──────── THE INPUT ────────

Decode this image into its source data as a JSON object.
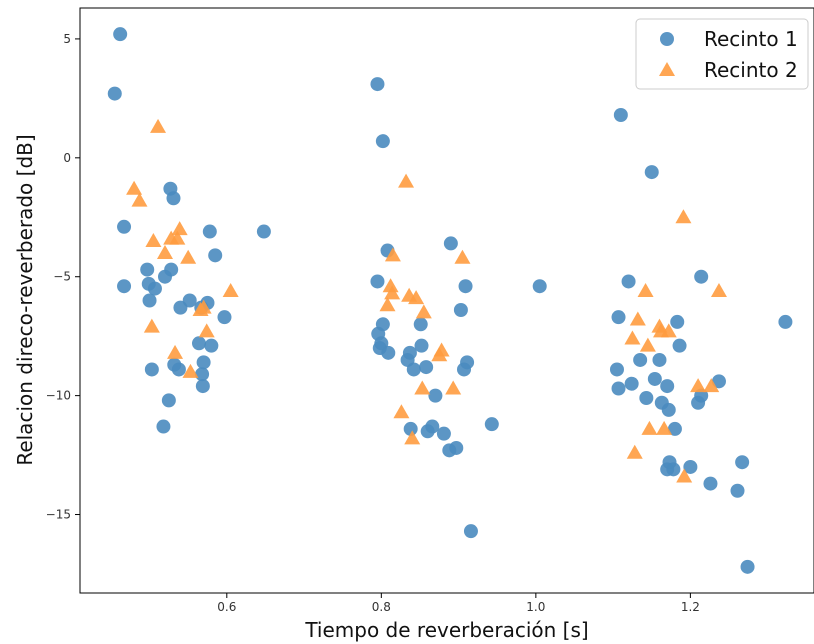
{
  "chart_data": {
    "type": "scatter",
    "title": "",
    "xlabel": "Tiempo de reverberación [s]",
    "ylabel": "Relacion direco-reverberado [dB]",
    "xlim": [
      0.41,
      1.36
    ],
    "ylim": [
      -18.3,
      6.3
    ],
    "xticks": [
      0.6,
      0.8,
      1.0,
      1.2
    ],
    "xtick_labels": [
      "0.6",
      "0.8",
      "1.0",
      "1.2"
    ],
    "yticks": [
      5,
      0,
      -5,
      -10,
      -15
    ],
    "ytick_labels": [
      "5",
      "0",
      "−5",
      "−10",
      "−15"
    ],
    "grid": false,
    "legend_position": "top-right",
    "series": [
      {
        "name": "Recinto 1",
        "marker": "circle",
        "color": "#4a8bbf",
        "points": [
          [
            0.455,
            2.7
          ],
          [
            0.462,
            5.2
          ],
          [
            0.467,
            -2.9
          ],
          [
            0.467,
            -5.4
          ],
          [
            0.497,
            -4.7
          ],
          [
            0.499,
            -5.3
          ],
          [
            0.5,
            -6.0
          ],
          [
            0.503,
            -8.9
          ],
          [
            0.507,
            -5.5
          ],
          [
            0.518,
            -11.3
          ],
          [
            0.52,
            -5.0
          ],
          [
            0.525,
            -10.2
          ],
          [
            0.527,
            -1.3
          ],
          [
            0.528,
            -4.7
          ],
          [
            0.531,
            -1.7
          ],
          [
            0.532,
            -8.7
          ],
          [
            0.538,
            -8.9
          ],
          [
            0.54,
            -6.3
          ],
          [
            0.552,
            -6.0
          ],
          [
            0.564,
            -7.8
          ],
          [
            0.567,
            -6.3
          ],
          [
            0.568,
            -9.1
          ],
          [
            0.569,
            -9.6
          ],
          [
            0.57,
            -8.6
          ],
          [
            0.575,
            -6.1
          ],
          [
            0.578,
            -3.1
          ],
          [
            0.58,
            -7.9
          ],
          [
            0.585,
            -4.1
          ],
          [
            0.597,
            -6.7
          ],
          [
            0.648,
            -3.1
          ],
          [
            0.795,
            3.1
          ],
          [
            0.795,
            -5.2
          ],
          [
            0.796,
            -7.4
          ],
          [
            0.798,
            -8.0
          ],
          [
            0.8,
            -7.8
          ],
          [
            0.802,
            0.7
          ],
          [
            0.802,
            -7.0
          ],
          [
            0.808,
            -3.9
          ],
          [
            0.809,
            -8.2
          ],
          [
            0.834,
            -8.5
          ],
          [
            0.837,
            -8.2
          ],
          [
            0.838,
            -11.4
          ],
          [
            0.842,
            -8.9
          ],
          [
            0.851,
            -7.0
          ],
          [
            0.852,
            -7.9
          ],
          [
            0.858,
            -8.8
          ],
          [
            0.86,
            -11.5
          ],
          [
            0.866,
            -11.3
          ],
          [
            0.87,
            -10.0
          ],
          [
            0.881,
            -11.6
          ],
          [
            0.888,
            -12.3
          ],
          [
            0.89,
            -3.6
          ],
          [
            0.897,
            -12.2
          ],
          [
            0.903,
            -6.4
          ],
          [
            0.907,
            -8.9
          ],
          [
            0.909,
            -5.4
          ],
          [
            0.911,
            -8.6
          ],
          [
            0.916,
            -15.7
          ],
          [
            0.943,
            -11.2
          ],
          [
            1.005,
            -5.4
          ],
          [
            1.105,
            -8.9
          ],
          [
            1.107,
            -9.7
          ],
          [
            1.107,
            -6.7
          ],
          [
            1.11,
            1.8
          ],
          [
            1.12,
            -5.2
          ],
          [
            1.124,
            -9.5
          ],
          [
            1.135,
            -8.5
          ],
          [
            1.143,
            -10.1
          ],
          [
            1.15,
            -0.6
          ],
          [
            1.154,
            -9.3
          ],
          [
            1.16,
            -8.5
          ],
          [
            1.163,
            -10.3
          ],
          [
            1.17,
            -9.6
          ],
          [
            1.17,
            -13.1
          ],
          [
            1.172,
            -10.6
          ],
          [
            1.173,
            -12.8
          ],
          [
            1.178,
            -13.1
          ],
          [
            1.18,
            -11.4
          ],
          [
            1.183,
            -6.9
          ],
          [
            1.186,
            -7.9
          ],
          [
            1.2,
            -13.0
          ],
          [
            1.21,
            -10.3
          ],
          [
            1.214,
            -5.0
          ],
          [
            1.214,
            -10.0
          ],
          [
            1.226,
            -13.7
          ],
          [
            1.237,
            -9.4
          ],
          [
            1.261,
            -14.0
          ],
          [
            1.267,
            -12.8
          ],
          [
            1.274,
            -17.2
          ],
          [
            1.323,
            -6.9
          ]
        ]
      },
      {
        "name": "Recinto 2",
        "marker": "triangle",
        "color": "#ff9c40",
        "points": [
          [
            0.48,
            -1.3
          ],
          [
            0.487,
            -1.8
          ],
          [
            0.503,
            -7.1
          ],
          [
            0.505,
            -3.5
          ],
          [
            0.511,
            1.3
          ],
          [
            0.52,
            -4.0
          ],
          [
            0.528,
            -3.4
          ],
          [
            0.533,
            -8.2
          ],
          [
            0.536,
            -3.4
          ],
          [
            0.539,
            -3.0
          ],
          [
            0.55,
            -4.2
          ],
          [
            0.553,
            -9.0
          ],
          [
            0.566,
            -6.4
          ],
          [
            0.57,
            -6.3
          ],
          [
            0.574,
            -7.3
          ],
          [
            0.605,
            -5.6
          ],
          [
            0.808,
            -6.2
          ],
          [
            0.812,
            -5.4
          ],
          [
            0.814,
            -5.7
          ],
          [
            0.815,
            -4.1
          ],
          [
            0.826,
            -10.7
          ],
          [
            0.832,
            -1.0
          ],
          [
            0.836,
            -5.8
          ],
          [
            0.84,
            -11.8
          ],
          [
            0.845,
            -5.9
          ],
          [
            0.853,
            -9.7
          ],
          [
            0.855,
            -6.5
          ],
          [
            0.875,
            -8.3
          ],
          [
            0.878,
            -8.1
          ],
          [
            0.893,
            -9.7
          ],
          [
            0.905,
            -4.2
          ],
          [
            1.125,
            -7.6
          ],
          [
            1.128,
            -12.4
          ],
          [
            1.132,
            -6.8
          ],
          [
            1.142,
            -5.6
          ],
          [
            1.145,
            -7.9
          ],
          [
            1.147,
            -11.4
          ],
          [
            1.16,
            -7.1
          ],
          [
            1.162,
            -7.3
          ],
          [
            1.166,
            -11.4
          ],
          [
            1.172,
            -7.3
          ],
          [
            1.191,
            -2.5
          ],
          [
            1.192,
            -13.4
          ],
          [
            1.21,
            -9.6
          ],
          [
            1.227,
            -9.6
          ],
          [
            1.237,
            -5.6
          ]
        ]
      }
    ]
  }
}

────────

Please repeat the entries exactly. Do not include the pictures.

= ANSWER TO THE TASK =
Decode this image into its source data as a JSON object.
{
  "chart_data": {
    "type": "scatter",
    "title": "",
    "xlabel": "Tiempo de reverberación [s]",
    "ylabel": "Relacion direco-reverberado [dB]",
    "xlim": [
      0.41,
      1.36
    ],
    "ylim": [
      -18.3,
      6.3
    ],
    "xticks": [
      0.6,
      0.8,
      1.0,
      1.2
    ],
    "xtick_labels": [
      "0.6",
      "0.8",
      "1.0",
      "1.2"
    ],
    "yticks": [
      5,
      0,
      -5,
      -10,
      -15
    ],
    "ytick_labels": [
      "5",
      "0",
      "−5",
      "−10",
      "−15"
    ],
    "grid": false,
    "legend_position": "top-right",
    "series": [
      {
        "name": "Recinto 1",
        "marker": "circle",
        "color": "#4a8bbf",
        "points": [
          [
            0.455,
            2.7
          ],
          [
            0.462,
            5.2
          ],
          [
            0.467,
            -2.9
          ],
          [
            0.467,
            -5.4
          ],
          [
            0.497,
            -4.7
          ],
          [
            0.499,
            -5.3
          ],
          [
            0.5,
            -6.0
          ],
          [
            0.503,
            -8.9
          ],
          [
            0.507,
            -5.5
          ],
          [
            0.518,
            -11.3
          ],
          [
            0.52,
            -5.0
          ],
          [
            0.525,
            -10.2
          ],
          [
            0.527,
            -1.3
          ],
          [
            0.528,
            -4.7
          ],
          [
            0.531,
            -1.7
          ],
          [
            0.532,
            -8.7
          ],
          [
            0.538,
            -8.9
          ],
          [
            0.54,
            -6.3
          ],
          [
            0.552,
            -6.0
          ],
          [
            0.564,
            -7.8
          ],
          [
            0.567,
            -6.3
          ],
          [
            0.568,
            -9.1
          ],
          [
            0.569,
            -9.6
          ],
          [
            0.57,
            -8.6
          ],
          [
            0.575,
            -6.1
          ],
          [
            0.578,
            -3.1
          ],
          [
            0.58,
            -7.9
          ],
          [
            0.585,
            -4.1
          ],
          [
            0.597,
            -6.7
          ],
          [
            0.648,
            -3.1
          ],
          [
            0.795,
            3.1
          ],
          [
            0.795,
            -5.2
          ],
          [
            0.796,
            -7.4
          ],
          [
            0.798,
            -8.0
          ],
          [
            0.8,
            -7.8
          ],
          [
            0.802,
            0.7
          ],
          [
            0.802,
            -7.0
          ],
          [
            0.808,
            -3.9
          ],
          [
            0.809,
            -8.2
          ],
          [
            0.834,
            -8.5
          ],
          [
            0.837,
            -8.2
          ],
          [
            0.838,
            -11.4
          ],
          [
            0.842,
            -8.9
          ],
          [
            0.851,
            -7.0
          ],
          [
            0.852,
            -7.9
          ],
          [
            0.858,
            -8.8
          ],
          [
            0.86,
            -11.5
          ],
          [
            0.866,
            -11.3
          ],
          [
            0.87,
            -10.0
          ],
          [
            0.881,
            -11.6
          ],
          [
            0.888,
            -12.3
          ],
          [
            0.89,
            -3.6
          ],
          [
            0.897,
            -12.2
          ],
          [
            0.903,
            -6.4
          ],
          [
            0.907,
            -8.9
          ],
          [
            0.909,
            -5.4
          ],
          [
            0.911,
            -8.6
          ],
          [
            0.916,
            -15.7
          ],
          [
            0.943,
            -11.2
          ],
          [
            1.005,
            -5.4
          ],
          [
            1.105,
            -8.9
          ],
          [
            1.107,
            -9.7
          ],
          [
            1.107,
            -6.7
          ],
          [
            1.11,
            1.8
          ],
          [
            1.12,
            -5.2
          ],
          [
            1.124,
            -9.5
          ],
          [
            1.135,
            -8.5
          ],
          [
            1.143,
            -10.1
          ],
          [
            1.15,
            -0.6
          ],
          [
            1.154,
            -9.3
          ],
          [
            1.16,
            -8.5
          ],
          [
            1.163,
            -10.3
          ],
          [
            1.17,
            -9.6
          ],
          [
            1.17,
            -13.1
          ],
          [
            1.172,
            -10.6
          ],
          [
            1.173,
            -12.8
          ],
          [
            1.178,
            -13.1
          ],
          [
            1.18,
            -11.4
          ],
          [
            1.183,
            -6.9
          ],
          [
            1.186,
            -7.9
          ],
          [
            1.2,
            -13.0
          ],
          [
            1.21,
            -10.3
          ],
          [
            1.214,
            -5.0
          ],
          [
            1.214,
            -10.0
          ],
          [
            1.226,
            -13.7
          ],
          [
            1.237,
            -9.4
          ],
          [
            1.261,
            -14.0
          ],
          [
            1.267,
            -12.8
          ],
          [
            1.274,
            -17.2
          ],
          [
            1.323,
            -6.9
          ]
        ]
      },
      {
        "name": "Recinto 2",
        "marker": "triangle",
        "color": "#ff9c40",
        "points": [
          [
            0.48,
            -1.3
          ],
          [
            0.487,
            -1.8
          ],
          [
            0.503,
            -7.1
          ],
          [
            0.505,
            -3.5
          ],
          [
            0.511,
            1.3
          ],
          [
            0.52,
            -4.0
          ],
          [
            0.528,
            -3.4
          ],
          [
            0.533,
            -8.2
          ],
          [
            0.536,
            -3.4
          ],
          [
            0.539,
            -3.0
          ],
          [
            0.55,
            -4.2
          ],
          [
            0.553,
            -9.0
          ],
          [
            0.566,
            -6.4
          ],
          [
            0.57,
            -6.3
          ],
          [
            0.574,
            -7.3
          ],
          [
            0.605,
            -5.6
          ],
          [
            0.808,
            -6.2
          ],
          [
            0.812,
            -5.4
          ],
          [
            0.814,
            -5.7
          ],
          [
            0.815,
            -4.1
          ],
          [
            0.826,
            -10.7
          ],
          [
            0.832,
            -1.0
          ],
          [
            0.836,
            -5.8
          ],
          [
            0.84,
            -11.8
          ],
          [
            0.845,
            -5.9
          ],
          [
            0.853,
            -9.7
          ],
          [
            0.855,
            -6.5
          ],
          [
            0.875,
            -8.3
          ],
          [
            0.878,
            -8.1
          ],
          [
            0.893,
            -9.7
          ],
          [
            0.905,
            -4.2
          ],
          [
            1.125,
            -7.6
          ],
          [
            1.128,
            -12.4
          ],
          [
            1.132,
            -6.8
          ],
          [
            1.142,
            -5.6
          ],
          [
            1.145,
            -7.9
          ],
          [
            1.147,
            -11.4
          ],
          [
            1.16,
            -7.1
          ],
          [
            1.162,
            -7.3
          ],
          [
            1.166,
            -11.4
          ],
          [
            1.172,
            -7.3
          ],
          [
            1.191,
            -2.5
          ],
          [
            1.192,
            -13.4
          ],
          [
            1.21,
            -9.6
          ],
          [
            1.227,
            -9.6
          ],
          [
            1.237,
            -5.6
          ]
        ]
      }
    ]
  }
}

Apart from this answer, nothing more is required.